■ RECORDS SUPPLIED ■
****************************************

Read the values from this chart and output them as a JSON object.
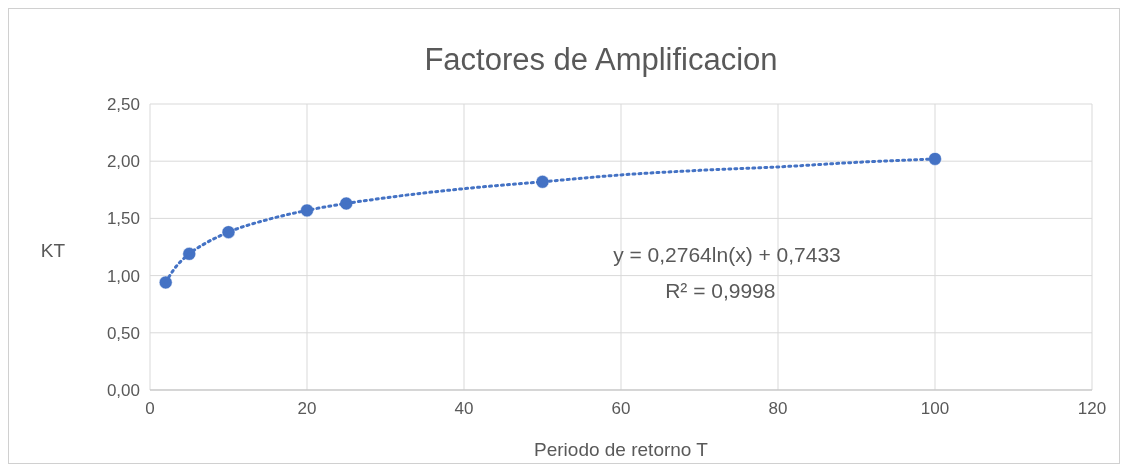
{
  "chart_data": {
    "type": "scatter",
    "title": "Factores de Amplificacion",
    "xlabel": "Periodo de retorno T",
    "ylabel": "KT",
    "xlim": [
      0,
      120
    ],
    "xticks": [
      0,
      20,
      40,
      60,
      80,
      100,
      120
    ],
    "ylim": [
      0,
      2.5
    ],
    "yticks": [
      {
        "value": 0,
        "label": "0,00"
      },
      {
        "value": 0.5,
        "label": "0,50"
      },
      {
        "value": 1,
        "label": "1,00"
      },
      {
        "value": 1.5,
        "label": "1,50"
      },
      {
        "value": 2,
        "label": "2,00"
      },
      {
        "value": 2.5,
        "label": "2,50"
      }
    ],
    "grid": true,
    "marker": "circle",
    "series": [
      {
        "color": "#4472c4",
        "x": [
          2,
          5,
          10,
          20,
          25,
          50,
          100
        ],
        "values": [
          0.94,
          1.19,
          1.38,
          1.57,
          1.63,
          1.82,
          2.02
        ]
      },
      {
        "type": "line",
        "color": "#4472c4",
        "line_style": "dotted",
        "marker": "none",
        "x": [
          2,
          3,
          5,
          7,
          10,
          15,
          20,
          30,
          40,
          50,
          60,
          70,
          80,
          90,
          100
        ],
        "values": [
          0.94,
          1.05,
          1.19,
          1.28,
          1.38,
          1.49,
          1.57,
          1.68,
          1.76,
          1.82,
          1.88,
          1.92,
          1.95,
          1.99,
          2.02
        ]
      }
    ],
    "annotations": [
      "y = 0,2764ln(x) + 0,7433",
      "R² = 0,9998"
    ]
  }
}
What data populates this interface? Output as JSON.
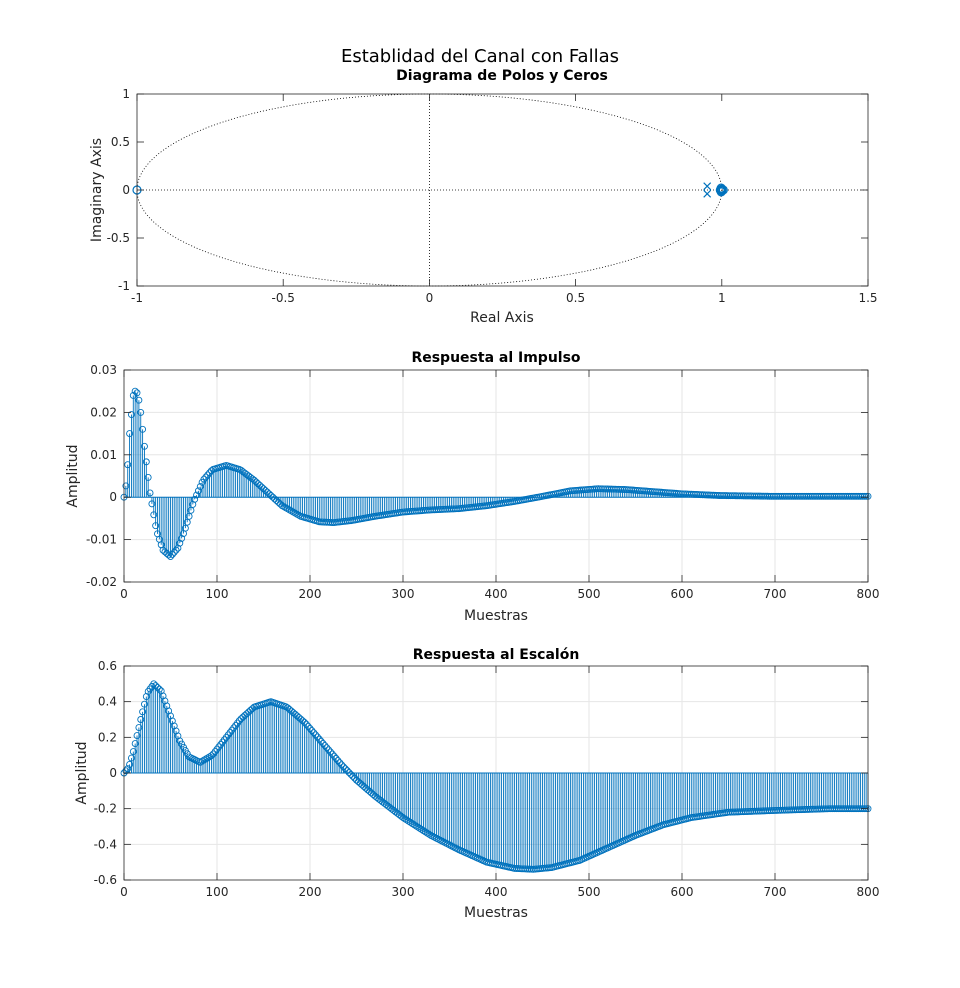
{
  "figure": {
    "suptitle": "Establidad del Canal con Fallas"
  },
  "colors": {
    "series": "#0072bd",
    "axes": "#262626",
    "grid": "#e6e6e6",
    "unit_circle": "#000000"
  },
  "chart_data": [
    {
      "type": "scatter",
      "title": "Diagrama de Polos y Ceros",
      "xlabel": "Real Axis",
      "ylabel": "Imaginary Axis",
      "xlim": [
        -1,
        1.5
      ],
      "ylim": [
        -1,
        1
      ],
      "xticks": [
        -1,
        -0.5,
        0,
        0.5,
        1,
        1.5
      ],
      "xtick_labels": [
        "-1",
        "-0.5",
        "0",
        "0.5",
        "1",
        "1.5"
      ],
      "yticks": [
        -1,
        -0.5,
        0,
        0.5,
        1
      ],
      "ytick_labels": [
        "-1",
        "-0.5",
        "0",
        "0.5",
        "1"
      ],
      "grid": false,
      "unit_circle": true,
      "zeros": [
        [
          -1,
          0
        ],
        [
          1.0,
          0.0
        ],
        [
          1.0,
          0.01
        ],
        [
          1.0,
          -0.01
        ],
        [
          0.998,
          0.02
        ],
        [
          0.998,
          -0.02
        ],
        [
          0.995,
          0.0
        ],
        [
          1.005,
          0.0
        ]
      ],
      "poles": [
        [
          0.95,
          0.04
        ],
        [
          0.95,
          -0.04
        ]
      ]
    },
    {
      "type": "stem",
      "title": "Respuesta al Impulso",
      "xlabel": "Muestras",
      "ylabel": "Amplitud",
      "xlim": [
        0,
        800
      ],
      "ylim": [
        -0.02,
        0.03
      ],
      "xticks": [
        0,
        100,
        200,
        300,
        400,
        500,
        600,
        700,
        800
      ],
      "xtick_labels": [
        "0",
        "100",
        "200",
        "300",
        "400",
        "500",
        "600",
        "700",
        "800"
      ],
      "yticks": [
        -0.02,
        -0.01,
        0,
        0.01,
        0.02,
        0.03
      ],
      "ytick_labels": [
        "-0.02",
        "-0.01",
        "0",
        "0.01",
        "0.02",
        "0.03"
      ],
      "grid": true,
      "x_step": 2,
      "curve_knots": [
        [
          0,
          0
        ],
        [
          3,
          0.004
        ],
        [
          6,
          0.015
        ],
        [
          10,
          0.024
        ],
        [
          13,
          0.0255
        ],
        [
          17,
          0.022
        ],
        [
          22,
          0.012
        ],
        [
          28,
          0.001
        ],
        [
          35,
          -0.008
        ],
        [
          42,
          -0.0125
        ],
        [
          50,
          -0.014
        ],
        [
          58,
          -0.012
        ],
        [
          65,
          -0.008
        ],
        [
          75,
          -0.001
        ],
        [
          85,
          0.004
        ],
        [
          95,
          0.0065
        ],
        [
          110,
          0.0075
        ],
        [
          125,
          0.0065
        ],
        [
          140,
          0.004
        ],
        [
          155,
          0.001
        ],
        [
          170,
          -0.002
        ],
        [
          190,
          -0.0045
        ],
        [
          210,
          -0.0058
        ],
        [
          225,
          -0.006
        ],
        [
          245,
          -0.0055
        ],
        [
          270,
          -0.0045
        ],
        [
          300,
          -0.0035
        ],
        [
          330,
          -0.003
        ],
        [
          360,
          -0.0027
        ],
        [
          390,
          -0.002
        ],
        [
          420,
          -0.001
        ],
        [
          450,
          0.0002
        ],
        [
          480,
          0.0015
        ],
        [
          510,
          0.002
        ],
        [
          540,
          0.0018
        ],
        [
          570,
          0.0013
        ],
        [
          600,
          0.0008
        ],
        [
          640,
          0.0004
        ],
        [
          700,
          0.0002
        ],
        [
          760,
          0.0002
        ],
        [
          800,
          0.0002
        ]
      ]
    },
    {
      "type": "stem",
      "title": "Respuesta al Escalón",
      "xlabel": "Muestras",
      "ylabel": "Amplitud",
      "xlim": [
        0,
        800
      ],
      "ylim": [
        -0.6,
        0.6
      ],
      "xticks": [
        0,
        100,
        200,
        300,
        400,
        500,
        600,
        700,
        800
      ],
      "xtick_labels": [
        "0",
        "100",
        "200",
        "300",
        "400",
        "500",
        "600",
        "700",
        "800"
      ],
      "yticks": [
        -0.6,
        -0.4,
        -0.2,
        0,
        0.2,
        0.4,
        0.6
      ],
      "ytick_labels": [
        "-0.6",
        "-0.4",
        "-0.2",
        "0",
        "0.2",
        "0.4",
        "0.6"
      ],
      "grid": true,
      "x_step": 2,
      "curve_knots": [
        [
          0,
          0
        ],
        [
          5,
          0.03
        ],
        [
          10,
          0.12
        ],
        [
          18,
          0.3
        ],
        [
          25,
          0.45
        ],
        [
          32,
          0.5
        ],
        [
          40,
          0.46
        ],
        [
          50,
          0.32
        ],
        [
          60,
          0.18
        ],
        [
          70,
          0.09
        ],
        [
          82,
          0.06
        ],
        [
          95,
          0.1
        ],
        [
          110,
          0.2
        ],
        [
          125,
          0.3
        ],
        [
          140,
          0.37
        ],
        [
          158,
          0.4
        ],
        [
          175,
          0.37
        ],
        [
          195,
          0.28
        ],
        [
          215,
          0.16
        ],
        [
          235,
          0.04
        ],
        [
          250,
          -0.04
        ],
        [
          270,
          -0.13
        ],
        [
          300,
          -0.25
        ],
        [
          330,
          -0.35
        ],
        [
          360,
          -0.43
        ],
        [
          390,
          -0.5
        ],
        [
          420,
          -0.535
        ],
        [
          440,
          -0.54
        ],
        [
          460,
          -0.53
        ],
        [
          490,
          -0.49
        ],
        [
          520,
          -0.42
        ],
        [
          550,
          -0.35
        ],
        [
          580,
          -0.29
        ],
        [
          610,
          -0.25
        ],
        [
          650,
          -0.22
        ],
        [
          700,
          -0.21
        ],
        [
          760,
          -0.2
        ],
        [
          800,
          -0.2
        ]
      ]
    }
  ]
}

****************************************

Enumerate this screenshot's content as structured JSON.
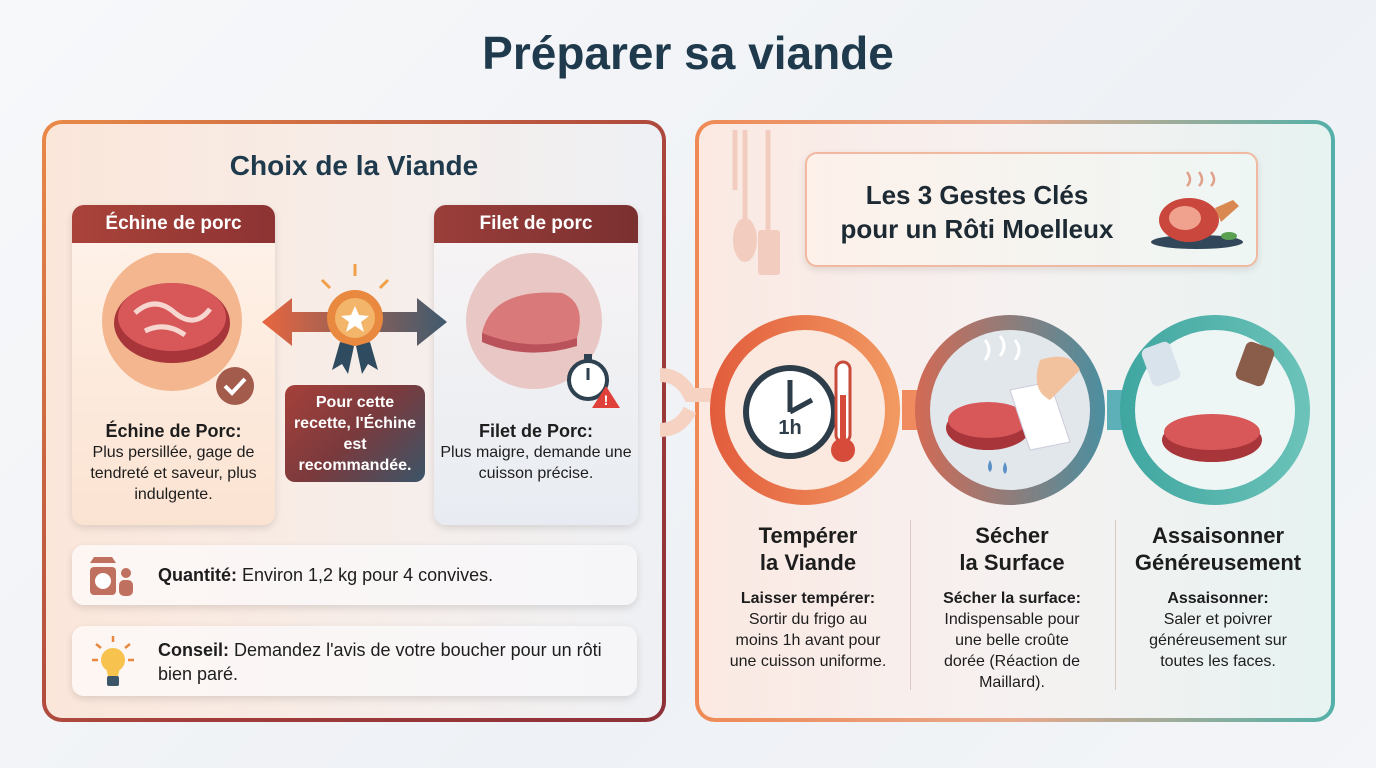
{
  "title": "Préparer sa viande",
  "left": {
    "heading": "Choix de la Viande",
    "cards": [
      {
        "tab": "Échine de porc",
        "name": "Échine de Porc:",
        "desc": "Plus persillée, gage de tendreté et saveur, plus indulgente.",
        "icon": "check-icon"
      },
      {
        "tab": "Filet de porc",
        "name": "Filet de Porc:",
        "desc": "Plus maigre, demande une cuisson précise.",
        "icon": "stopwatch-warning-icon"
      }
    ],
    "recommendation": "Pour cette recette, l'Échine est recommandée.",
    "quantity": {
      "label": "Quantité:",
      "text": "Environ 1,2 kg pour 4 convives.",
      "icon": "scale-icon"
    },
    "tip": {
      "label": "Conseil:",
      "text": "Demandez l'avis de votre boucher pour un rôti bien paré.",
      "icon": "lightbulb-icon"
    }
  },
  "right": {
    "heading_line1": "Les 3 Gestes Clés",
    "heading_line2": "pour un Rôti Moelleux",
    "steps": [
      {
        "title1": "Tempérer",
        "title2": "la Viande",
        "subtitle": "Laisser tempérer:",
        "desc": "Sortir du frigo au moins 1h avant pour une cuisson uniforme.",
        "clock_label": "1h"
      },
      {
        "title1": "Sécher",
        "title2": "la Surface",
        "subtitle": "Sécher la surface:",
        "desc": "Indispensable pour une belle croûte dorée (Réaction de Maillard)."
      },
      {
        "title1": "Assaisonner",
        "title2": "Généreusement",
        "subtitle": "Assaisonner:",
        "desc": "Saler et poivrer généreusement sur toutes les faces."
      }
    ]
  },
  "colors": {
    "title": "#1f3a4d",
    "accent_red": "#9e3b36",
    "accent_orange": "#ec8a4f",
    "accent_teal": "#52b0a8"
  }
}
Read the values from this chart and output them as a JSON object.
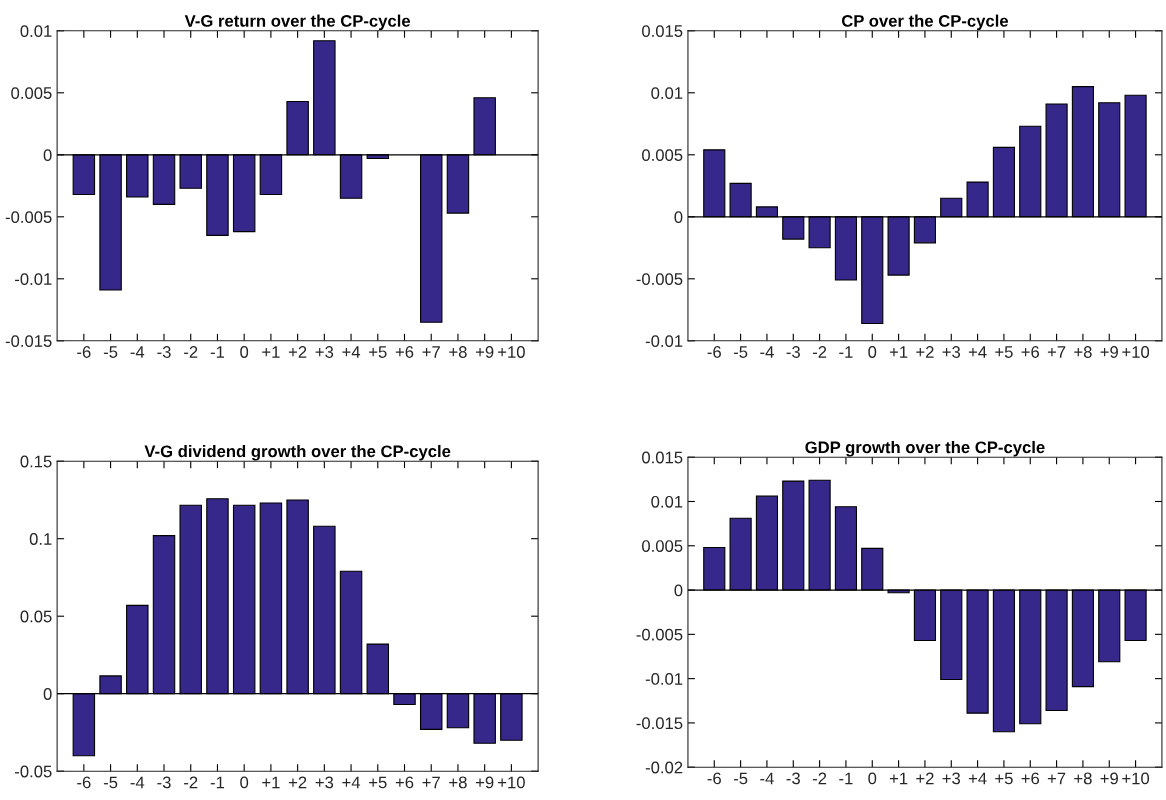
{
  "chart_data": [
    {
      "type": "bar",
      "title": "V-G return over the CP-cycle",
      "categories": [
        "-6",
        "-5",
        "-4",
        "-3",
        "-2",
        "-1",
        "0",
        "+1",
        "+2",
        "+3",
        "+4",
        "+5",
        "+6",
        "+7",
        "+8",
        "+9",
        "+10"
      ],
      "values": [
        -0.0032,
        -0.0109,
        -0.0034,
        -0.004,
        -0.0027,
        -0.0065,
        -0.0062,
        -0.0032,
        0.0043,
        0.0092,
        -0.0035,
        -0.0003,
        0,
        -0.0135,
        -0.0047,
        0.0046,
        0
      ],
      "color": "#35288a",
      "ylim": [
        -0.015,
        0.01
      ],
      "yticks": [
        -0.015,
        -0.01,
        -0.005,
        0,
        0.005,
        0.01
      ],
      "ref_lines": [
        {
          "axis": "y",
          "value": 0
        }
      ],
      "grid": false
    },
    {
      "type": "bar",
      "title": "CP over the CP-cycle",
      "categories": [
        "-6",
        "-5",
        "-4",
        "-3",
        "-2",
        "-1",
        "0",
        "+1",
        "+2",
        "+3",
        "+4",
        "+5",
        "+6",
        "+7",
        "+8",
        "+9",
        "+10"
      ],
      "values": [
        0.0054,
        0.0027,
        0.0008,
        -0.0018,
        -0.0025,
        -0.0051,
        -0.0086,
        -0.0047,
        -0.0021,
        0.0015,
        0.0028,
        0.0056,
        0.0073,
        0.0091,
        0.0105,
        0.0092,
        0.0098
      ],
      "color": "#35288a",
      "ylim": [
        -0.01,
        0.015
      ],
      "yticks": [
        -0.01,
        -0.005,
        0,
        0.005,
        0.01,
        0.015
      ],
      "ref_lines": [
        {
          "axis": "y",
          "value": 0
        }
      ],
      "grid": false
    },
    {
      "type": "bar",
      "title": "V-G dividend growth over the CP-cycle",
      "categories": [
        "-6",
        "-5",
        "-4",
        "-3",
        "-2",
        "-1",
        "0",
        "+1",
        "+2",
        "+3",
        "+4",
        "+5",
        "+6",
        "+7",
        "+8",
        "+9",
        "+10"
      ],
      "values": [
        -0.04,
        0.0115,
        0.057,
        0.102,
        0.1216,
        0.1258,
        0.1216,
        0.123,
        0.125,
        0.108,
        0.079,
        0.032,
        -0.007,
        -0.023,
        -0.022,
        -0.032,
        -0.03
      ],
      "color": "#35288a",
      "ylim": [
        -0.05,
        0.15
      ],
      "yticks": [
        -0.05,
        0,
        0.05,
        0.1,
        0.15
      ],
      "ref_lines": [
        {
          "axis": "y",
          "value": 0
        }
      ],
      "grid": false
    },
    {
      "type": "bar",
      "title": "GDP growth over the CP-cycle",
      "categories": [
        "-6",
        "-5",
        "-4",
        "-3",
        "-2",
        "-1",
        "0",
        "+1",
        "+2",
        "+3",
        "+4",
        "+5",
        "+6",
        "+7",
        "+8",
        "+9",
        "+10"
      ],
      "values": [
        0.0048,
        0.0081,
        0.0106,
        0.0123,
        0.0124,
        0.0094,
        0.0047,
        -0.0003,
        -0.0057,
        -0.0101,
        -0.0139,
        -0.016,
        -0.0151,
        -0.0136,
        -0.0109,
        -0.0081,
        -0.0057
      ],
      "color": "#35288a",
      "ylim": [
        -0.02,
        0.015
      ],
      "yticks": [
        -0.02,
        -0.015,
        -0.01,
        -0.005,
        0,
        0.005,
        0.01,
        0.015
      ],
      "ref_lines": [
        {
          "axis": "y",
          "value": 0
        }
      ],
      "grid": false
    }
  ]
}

****************************************

■ TASK INSTRUCTIONS ■
Give the number of lines above in which the word "this" occurs, with nothing else.

■ RESULT BELOW ■
4